Reproduce the data below in full and exclude every picture.

▬▬▬▬▬▬

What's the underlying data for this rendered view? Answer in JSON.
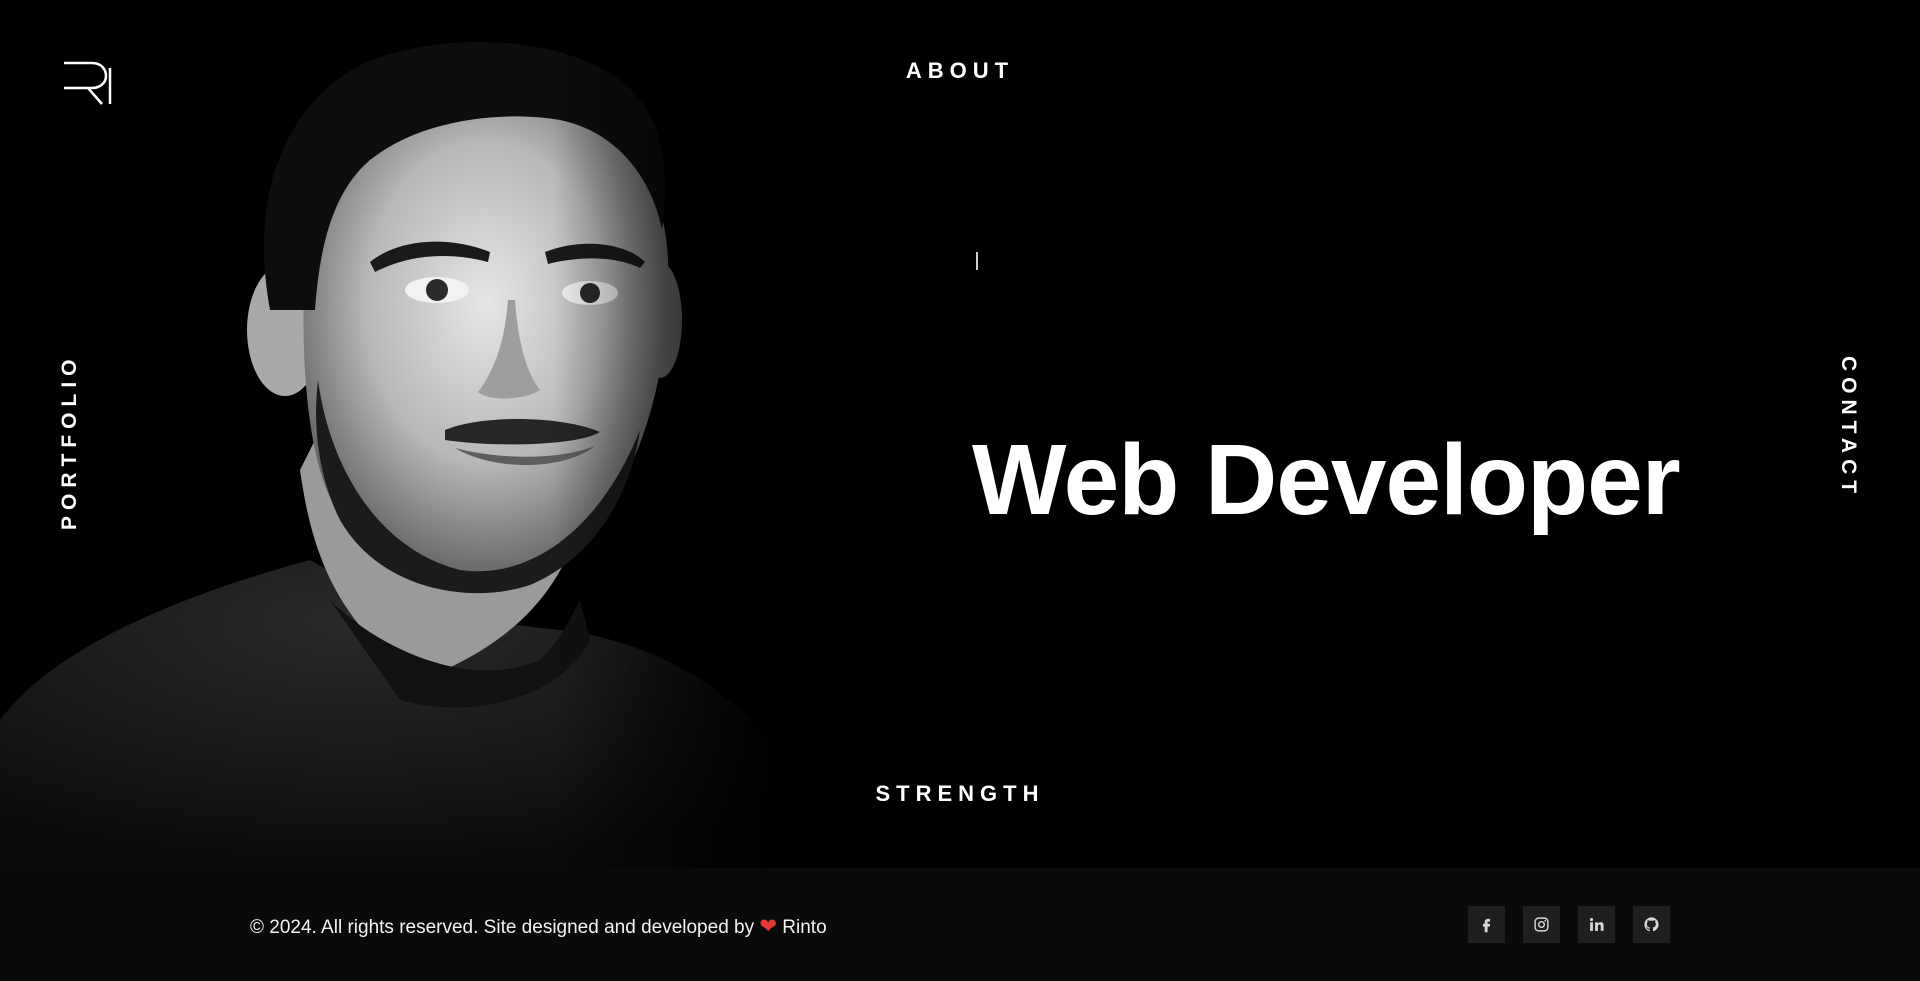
{
  "nav": {
    "about": "ABOUT",
    "portfolio": "PORTFOLIO",
    "contact": "CONTACT",
    "strength": "STRENGTH"
  },
  "hero": {
    "headline": "Web Developer",
    "logo_icon": "ri-monogram-logo",
    "portrait_image": "black-and-white-portrait-photo"
  },
  "footer": {
    "copyright": "© 2024. All rights reserved. Site designed and developed by",
    "heart": "❤",
    "author": "Rinto",
    "social_icons": [
      "facebook-icon",
      "instagram-icon",
      "linkedin-icon",
      "github-icon"
    ]
  },
  "colors": {
    "background": "#000000",
    "footer_background": "#0a0a0a",
    "text": "#ffffff",
    "heart": "#e53935",
    "social_button": "#1f1f1f"
  }
}
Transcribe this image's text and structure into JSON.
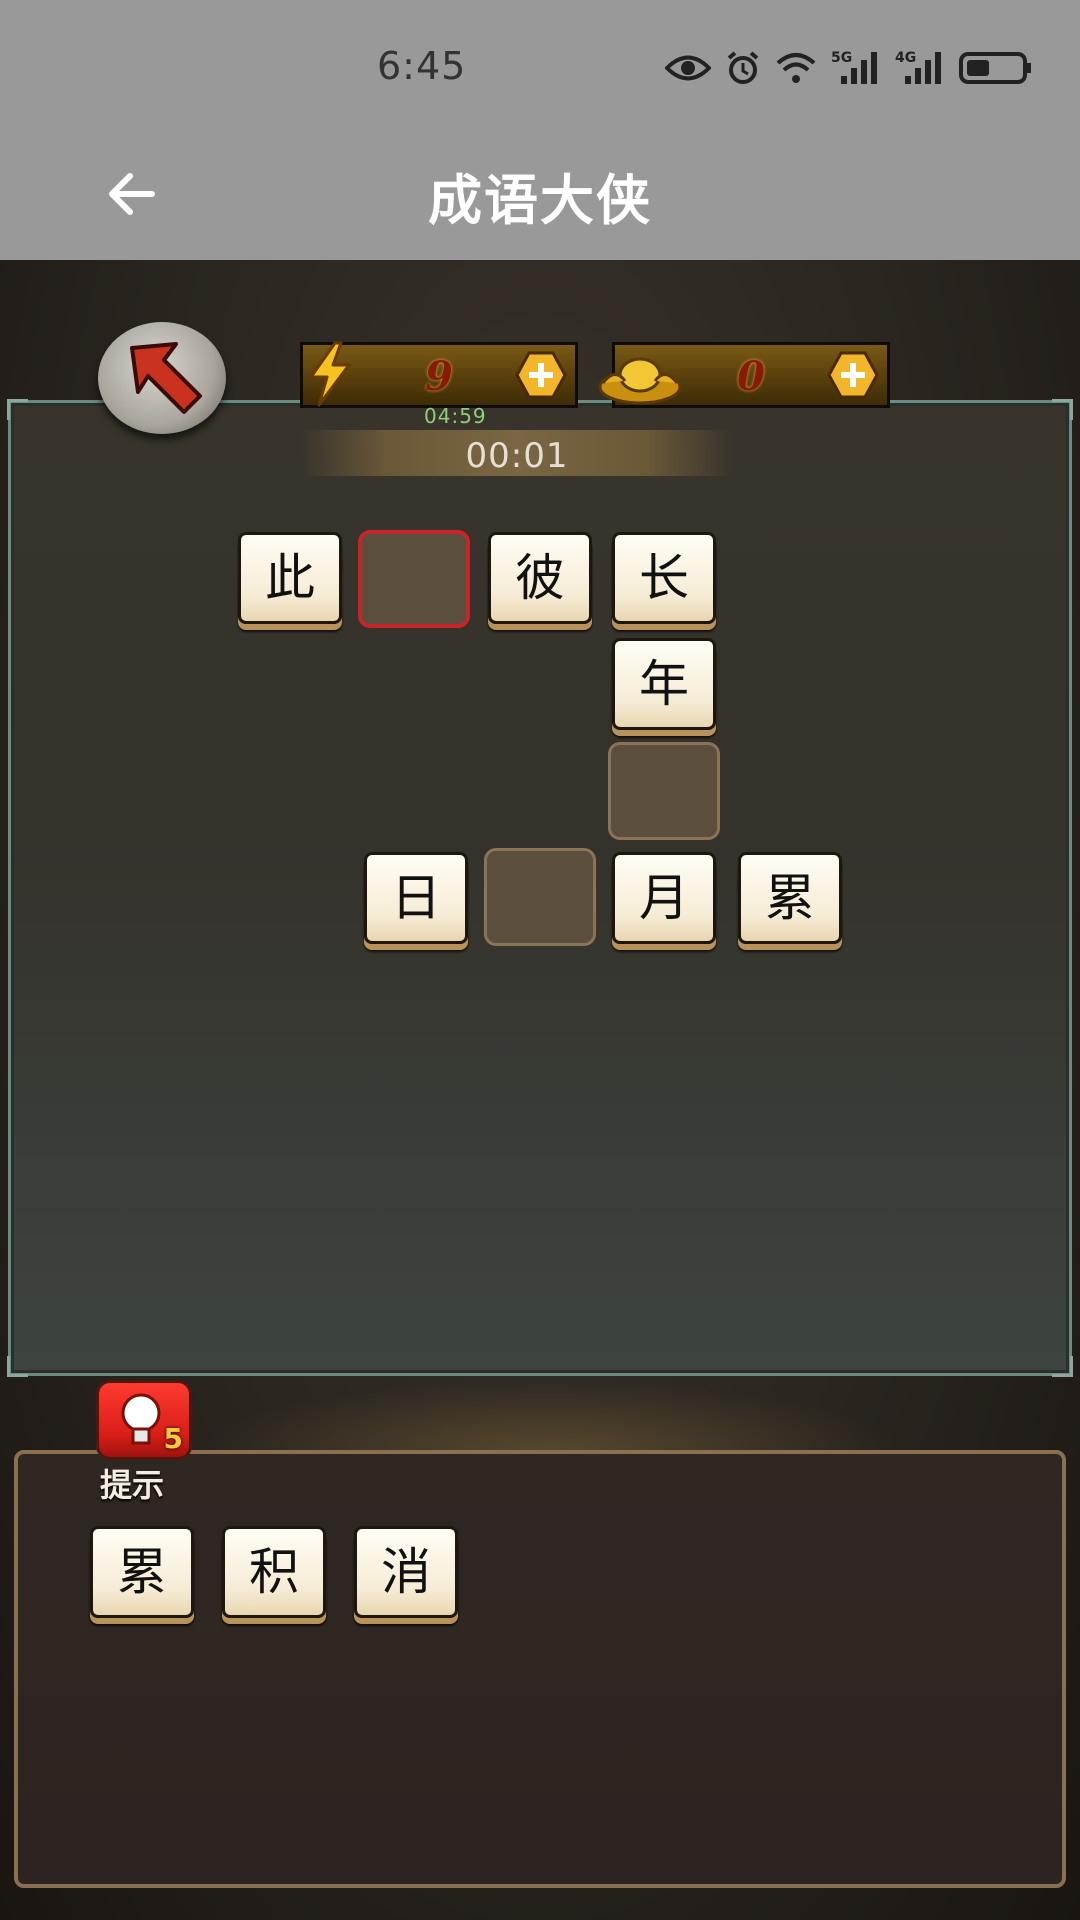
{
  "status_bar": {
    "time": "6:45",
    "signal_labels": [
      "5G",
      "4G"
    ]
  },
  "app_bar": {
    "title": "成语大侠"
  },
  "game": {
    "energy": {
      "value": "9"
    },
    "gold": {
      "value": "0"
    },
    "small_timer": "04:59",
    "timer": "00:01",
    "board_tiles": [
      {
        "char": "此"
      },
      {
        "char": ""
      },
      {
        "char": "彼"
      },
      {
        "char": "长"
      },
      {
        "char": "年"
      },
      {
        "char": ""
      },
      {
        "char": "日"
      },
      {
        "char": ""
      },
      {
        "char": "月"
      },
      {
        "char": "累"
      }
    ],
    "hint": {
      "label": "提示",
      "count": "5"
    },
    "choices": [
      "累",
      "积",
      "消"
    ]
  },
  "colors": {
    "bar_gray": "#999999",
    "active_slot_border": "#c8252a",
    "tile_face": "#f6ecd6",
    "board_border": "#6b8a80"
  }
}
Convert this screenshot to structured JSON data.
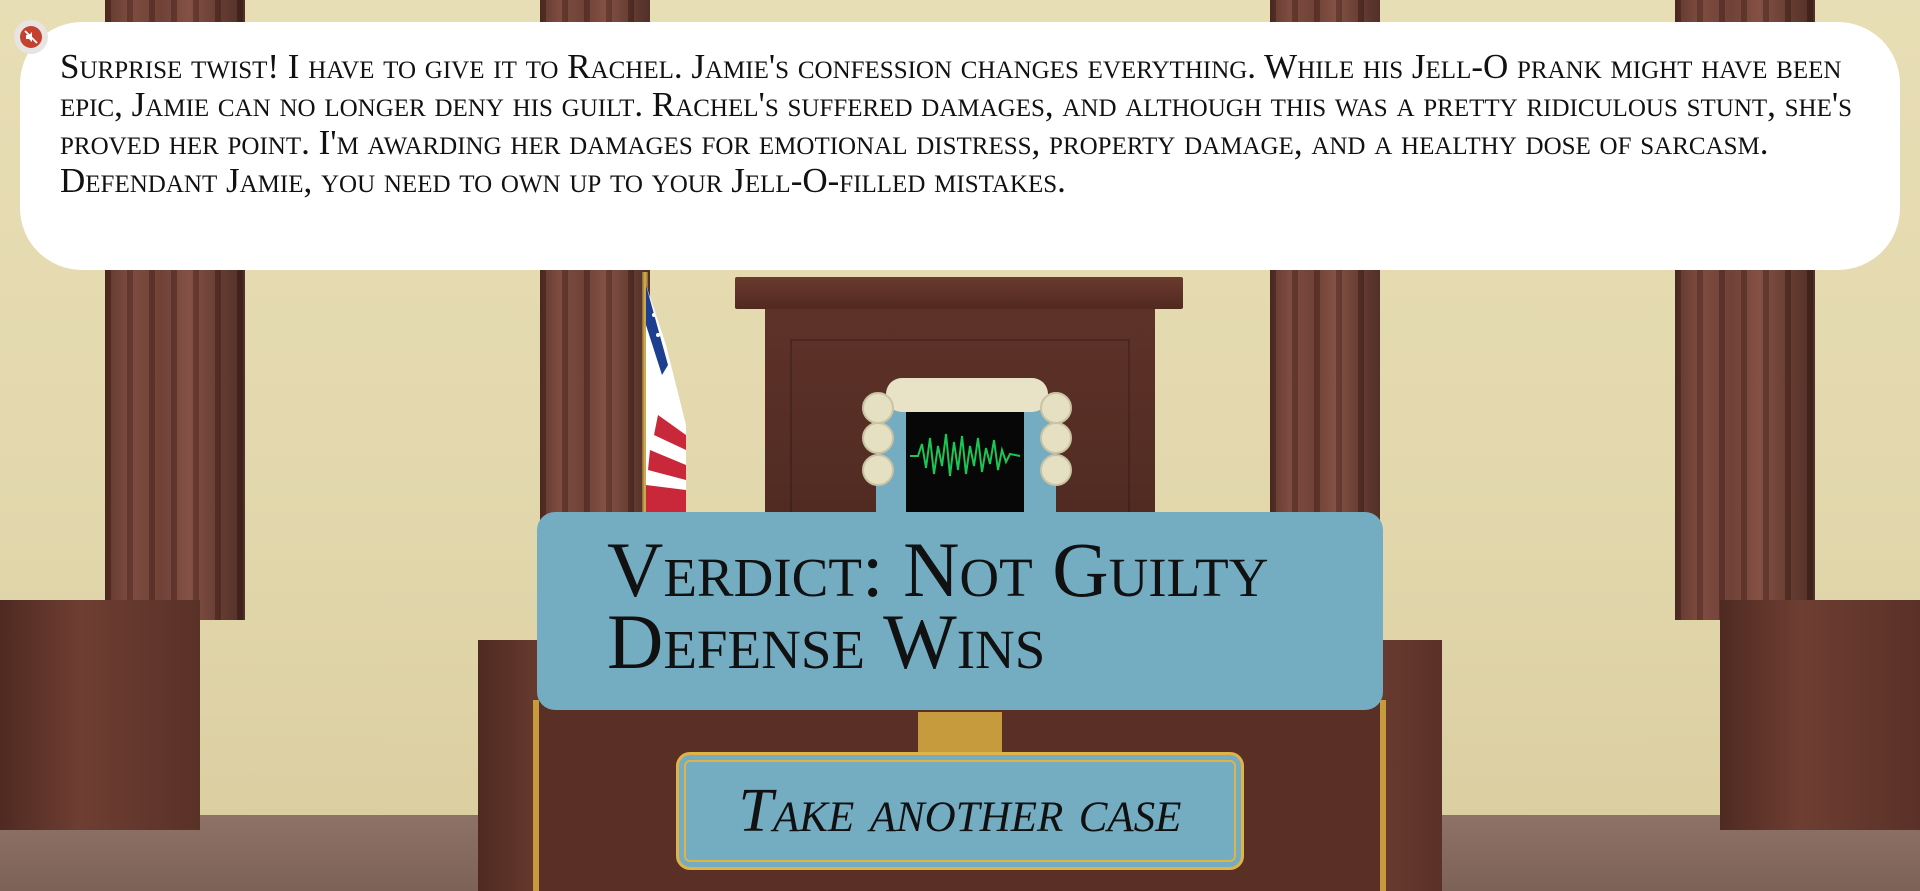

▬▬▬▬▬▬

=== SOLUTION TO THE PROBLEM ===
What's the underlying data for this rendered view? Answer in JSON.
{
  "nav": {
    "about": "ABOUT",
    "portfolio": "PORTFOLIO",
    "contact": "CONTACT",
    "strength": "STRENGTH"
  },
  "hero": {
    "headline": "Web Developer",
    "logo_icon": "ri-monogram-logo",
    "portrait_image": "black-and-white-portrait-photo"
  },
  "footer": {
    "copyright": "© 2024. All rights reserved. Site designed and developed by",
    "heart": "❤",
    "author": "Rinto",
    "social_icons": [
      "facebook-icon",
      "instagram-icon",
      "linkedin-icon",
      "github-icon"
    ]
  },
  "colors": {
    "background": "#000000",
    "footer_background": "#0a0a0a",
    "text": "#ffffff",
    "heart": "#e53935",
    "social_button": "#1f1f1f"
  }
}
Transcribe this image's text and structure into JSON.
{
  "status_bar": {
    "time": "6:45",
    "signal_labels": [
      "5G",
      "4G"
    ]
  },
  "app_bar": {
    "title": "成语大侠"
  },
  "game": {
    "energy": {
      "value": "9"
    },
    "gold": {
      "value": "0"
    },
    "small_timer": "04:59",
    "timer": "00:01",
    "board_tiles": [
      {
        "char": "此"
      },
      {
        "char": ""
      },
      {
        "char": "彼"
      },
      {
        "char": "长"
      },
      {
        "char": "年"
      },
      {
        "char": ""
      },
      {
        "char": "日"
      },
      {
        "char": ""
      },
      {
        "char": "月"
      },
      {
        "char": "累"
      }
    ],
    "hint": {
      "label": "提示",
      "count": "5"
    },
    "choices": [
      "累",
      "积",
      "消"
    ]
  },
  "colors": {
    "bar_gray": "#999999",
    "active_slot_border": "#c8252a",
    "tile_face": "#f6ecd6",
    "board_border": "#6b8a80"
  }
}
Convert this screenshot to structured JSON data.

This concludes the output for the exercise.